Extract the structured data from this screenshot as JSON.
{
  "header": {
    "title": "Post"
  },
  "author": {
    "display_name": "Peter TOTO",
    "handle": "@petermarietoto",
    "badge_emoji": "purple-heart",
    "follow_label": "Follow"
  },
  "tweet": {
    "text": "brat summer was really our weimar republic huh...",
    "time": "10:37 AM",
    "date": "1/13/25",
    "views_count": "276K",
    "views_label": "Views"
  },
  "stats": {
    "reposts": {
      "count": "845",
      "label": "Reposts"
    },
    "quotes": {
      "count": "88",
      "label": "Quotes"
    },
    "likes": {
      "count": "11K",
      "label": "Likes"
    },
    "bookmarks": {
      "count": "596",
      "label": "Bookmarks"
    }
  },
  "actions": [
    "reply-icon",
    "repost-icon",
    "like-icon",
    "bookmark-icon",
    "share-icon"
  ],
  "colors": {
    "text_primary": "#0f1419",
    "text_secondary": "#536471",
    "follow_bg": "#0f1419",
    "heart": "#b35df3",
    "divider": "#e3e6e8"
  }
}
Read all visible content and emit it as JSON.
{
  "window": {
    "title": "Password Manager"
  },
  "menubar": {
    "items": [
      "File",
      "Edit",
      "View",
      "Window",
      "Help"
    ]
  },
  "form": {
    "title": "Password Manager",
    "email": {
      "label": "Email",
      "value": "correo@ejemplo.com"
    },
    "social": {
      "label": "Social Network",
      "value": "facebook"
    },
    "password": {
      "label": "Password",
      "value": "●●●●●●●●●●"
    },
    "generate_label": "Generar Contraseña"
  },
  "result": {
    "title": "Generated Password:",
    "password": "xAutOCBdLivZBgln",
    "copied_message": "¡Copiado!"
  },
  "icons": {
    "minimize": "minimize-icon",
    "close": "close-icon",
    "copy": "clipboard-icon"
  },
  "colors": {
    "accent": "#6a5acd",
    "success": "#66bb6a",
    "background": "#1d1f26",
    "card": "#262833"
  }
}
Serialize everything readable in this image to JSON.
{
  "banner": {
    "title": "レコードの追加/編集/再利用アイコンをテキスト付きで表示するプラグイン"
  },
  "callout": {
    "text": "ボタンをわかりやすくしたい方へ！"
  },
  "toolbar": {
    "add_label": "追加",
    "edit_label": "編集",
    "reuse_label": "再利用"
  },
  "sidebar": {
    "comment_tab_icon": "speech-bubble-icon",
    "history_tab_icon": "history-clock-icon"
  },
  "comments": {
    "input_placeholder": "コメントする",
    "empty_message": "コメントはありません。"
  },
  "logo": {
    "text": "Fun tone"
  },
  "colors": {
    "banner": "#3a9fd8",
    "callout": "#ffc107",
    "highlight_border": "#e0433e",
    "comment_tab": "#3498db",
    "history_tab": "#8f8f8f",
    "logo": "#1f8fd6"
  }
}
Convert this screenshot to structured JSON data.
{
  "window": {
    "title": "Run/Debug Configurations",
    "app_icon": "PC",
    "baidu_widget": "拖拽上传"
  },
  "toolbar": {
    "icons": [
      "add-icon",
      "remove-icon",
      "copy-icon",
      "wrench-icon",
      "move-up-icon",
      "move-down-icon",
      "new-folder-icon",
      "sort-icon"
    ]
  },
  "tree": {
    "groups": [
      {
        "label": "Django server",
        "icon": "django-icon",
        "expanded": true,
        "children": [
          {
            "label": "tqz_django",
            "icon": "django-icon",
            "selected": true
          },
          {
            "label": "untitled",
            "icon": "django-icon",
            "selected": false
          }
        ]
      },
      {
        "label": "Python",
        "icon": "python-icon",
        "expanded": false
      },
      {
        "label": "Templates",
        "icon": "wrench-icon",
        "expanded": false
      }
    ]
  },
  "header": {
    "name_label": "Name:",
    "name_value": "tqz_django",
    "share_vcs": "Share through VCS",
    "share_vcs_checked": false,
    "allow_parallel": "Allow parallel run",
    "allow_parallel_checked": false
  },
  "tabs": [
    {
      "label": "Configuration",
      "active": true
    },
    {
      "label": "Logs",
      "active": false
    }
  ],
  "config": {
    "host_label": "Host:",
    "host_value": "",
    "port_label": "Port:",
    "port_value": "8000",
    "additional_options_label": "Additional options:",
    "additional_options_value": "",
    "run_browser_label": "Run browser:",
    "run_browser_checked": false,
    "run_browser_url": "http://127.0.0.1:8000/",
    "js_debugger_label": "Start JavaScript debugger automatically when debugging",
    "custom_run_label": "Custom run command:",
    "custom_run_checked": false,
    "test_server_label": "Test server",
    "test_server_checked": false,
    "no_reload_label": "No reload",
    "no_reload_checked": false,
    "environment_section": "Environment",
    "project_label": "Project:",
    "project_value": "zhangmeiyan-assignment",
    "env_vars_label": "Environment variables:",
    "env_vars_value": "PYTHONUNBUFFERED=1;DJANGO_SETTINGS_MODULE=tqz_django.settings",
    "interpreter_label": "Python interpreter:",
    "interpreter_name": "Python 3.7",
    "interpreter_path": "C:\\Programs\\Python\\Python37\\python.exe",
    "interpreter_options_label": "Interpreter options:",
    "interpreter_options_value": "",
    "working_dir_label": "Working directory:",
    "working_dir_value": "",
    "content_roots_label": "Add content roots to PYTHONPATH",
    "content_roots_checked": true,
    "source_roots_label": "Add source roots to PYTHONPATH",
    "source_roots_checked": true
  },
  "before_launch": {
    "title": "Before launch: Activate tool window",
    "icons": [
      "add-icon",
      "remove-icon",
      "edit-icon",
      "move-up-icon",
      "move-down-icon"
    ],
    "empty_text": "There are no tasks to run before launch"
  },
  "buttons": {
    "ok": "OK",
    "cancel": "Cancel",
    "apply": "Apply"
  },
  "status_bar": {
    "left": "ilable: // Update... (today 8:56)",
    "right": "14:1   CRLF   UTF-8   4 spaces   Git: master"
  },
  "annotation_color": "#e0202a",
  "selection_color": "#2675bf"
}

Goal –
Make an exact copy of the records.

Full solution –
Extract the structured data from this screenshot as JSON.
{
  "header": {
    "title": "Post"
  },
  "author": {
    "display_name": "Peter TOTO",
    "handle": "@petermarietoto",
    "badge_emoji": "purple-heart",
    "follow_label": "Follow"
  },
  "tweet": {
    "text": "brat summer was really our weimar republic huh...",
    "time": "10:37 AM",
    "date": "1/13/25",
    "views_count": "276K",
    "views_label": "Views"
  },
  "stats": {
    "reposts": {
      "count": "845",
      "label": "Reposts"
    },
    "quotes": {
      "count": "88",
      "label": "Quotes"
    },
    "likes": {
      "count": "11K",
      "label": "Likes"
    },
    "bookmarks": {
      "count": "596",
      "label": "Bookmarks"
    }
  },
  "actions": [
    "reply-icon",
    "repost-icon",
    "like-icon",
    "bookmark-icon",
    "share-icon"
  ],
  "colors": {
    "text_primary": "#0f1419",
    "text_secondary": "#536471",
    "follow_bg": "#0f1419",
    "heart": "#b35df3",
    "divider": "#e3e6e8"
  }
}
Read all visible content and emit it as JSON.
{
  "window": {
    "title": "Password Manager"
  },
  "menubar": {
    "items": [
      "File",
      "Edit",
      "View",
      "Window",
      "Help"
    ]
  },
  "form": {
    "title": "Password Manager",
    "email": {
      "label": "Email",
      "value": "correo@ejemplo.com"
    },
    "social": {
      "label": "Social Network",
      "value": "facebook"
    },
    "password": {
      "label": "Password",
      "value": "●●●●●●●●●●"
    },
    "generate_label": "Generar Contraseña"
  },
  "result": {
    "title": "Generated Password:",
    "password": "xAutOCBdLivZBgln",
    "copied_message": "¡Copiado!"
  },
  "icons": {
    "minimize": "minimize-icon",
    "close": "close-icon",
    "copy": "clipboard-icon"
  },
  "colors": {
    "accent": "#6a5acd",
    "success": "#66bb6a",
    "background": "#1d1f26",
    "card": "#262833"
  }
}
Serialize everything readable in this image to JSON.
{
  "banner": {
    "title": "レコードの追加/編集/再利用アイコンをテキスト付きで表示するプラグイン"
  },
  "callout": {
    "text": "ボタンをわかりやすくしたい方へ！"
  },
  "toolbar": {
    "add_label": "追加",
    "edit_label": "編集",
    "reuse_label": "再利用"
  },
  "sidebar": {
    "comment_tab_icon": "speech-bubble-icon",
    "history_tab_icon": "history-clock-icon"
  },
  "comments": {
    "input_placeholder": "コメントする",
    "empty_message": "コメントはありません。"
  },
  "logo": {
    "text": "Fun tone"
  },
  "colors": {
    "banner": "#3a9fd8",
    "callout": "#ffc107",
    "highlight_border": "#e0433e",
    "comment_tab": "#3498db",
    "history_tab": "#8f8f8f",
    "logo": "#1f8fd6"
  }
}
Convert this screenshot to structured JSON data.
{
  "window": {
    "title": "Run/Debug Configurations",
    "app_icon": "PC",
    "baidu_widget": "拖拽上传"
  },
  "toolbar": {
    "icons": [
      "add-icon",
      "remove-icon",
      "copy-icon",
      "wrench-icon",
      "move-up-icon",
      "move-down-icon",
      "new-folder-icon",
      "sort-icon"
    ]
  },
  "tree": {
    "groups": [
      {
        "label": "Django server",
        "icon": "django-icon",
        "expanded": true,
        "children": [
          {
            "label": "tqz_django",
            "icon": "django-icon",
            "selected": true
          },
          {
            "label": "untitled",
            "icon": "django-icon",
            "selected": false
          }
        ]
      },
      {
        "label": "Python",
        "icon": "python-icon",
        "expanded": false
      },
      {
        "label": "Templates",
        "icon": "wrench-icon",
        "expanded": false
      }
    ]
  },
  "header": {
    "name_label": "Name:",
    "name_value": "tqz_django",
    "share_vcs": "Share through VCS",
    "share_vcs_checked": false,
    "allow_parallel": "Allow parallel run",
    "allow_parallel_checked": false
  },
  "tabs": [
    {
      "label": "Configuration",
      "active": true
    },
    {
      "label": "Logs",
      "active": false
    }
  ],
  "config": {
    "host_label": "Host:",
    "host_value": "",
    "port_label": "Port:",
    "port_value": "8000",
    "additional_options_label": "Additional options:",
    "additional_options_value": "",
    "run_browser_label": "Run browser:",
    "run_browser_checked": false,
    "run_browser_url": "http://127.0.0.1:8000/",
    "js_debugger_label": "Start JavaScript debugger automatically when debugging",
    "custom_run_label": "Custom run command:",
    "custom_run_checked": false,
    "test_server_label": "Test server",
    "test_server_checked": false,
    "no_reload_label": "No reload",
    "no_reload_checked": false,
    "environment_section": "Environment",
    "project_label": "Project:",
    "project_value": "zhangmeiyan-assignment",
    "env_vars_label": "Environment variables:",
    "env_vars_value": "PYTHONUNBUFFERED=1;DJANGO_SETTINGS_MODULE=tqz_django.settings",
    "interpreter_label": "Python interpreter:",
    "interpreter_name": "Python 3.7",
    "interpreter_path": "C:\\Programs\\Python\\Python37\\python.exe",
    "interpreter_options_label": "Interpreter options:",
    "interpreter_options_value": "",
    "working_dir_label": "Working directory:",
    "working_dir_value": "",
    "content_roots_label": "Add content roots to PYTHONPATH",
    "content_roots_checked": true,
    "source_roots_label": "Add source roots to PYTHONPATH",
    "source_roots_checked": true
  },
  "before_launch": {
    "title": "Before launch: Activate tool window",
    "icons": [
      "add-icon",
      "remove-icon",
      "edit-icon",
      "move-up-icon",
      "move-down-icon"
    ],
    "empty_text": "There are no tasks to run before launch"
  },
  "buttons": {
    "ok": "OK",
    "cancel": "Cancel",
    "apply": "Apply"
  },
  "status_bar": {
    "left": "ilable: // Update... (today 8:56)",
    "right": "14:1   CRLF   UTF-8   4 spaces   Git: master"
  },
  "annotation_color": "#e0202a",
  "selection_color": "#2675bf"
}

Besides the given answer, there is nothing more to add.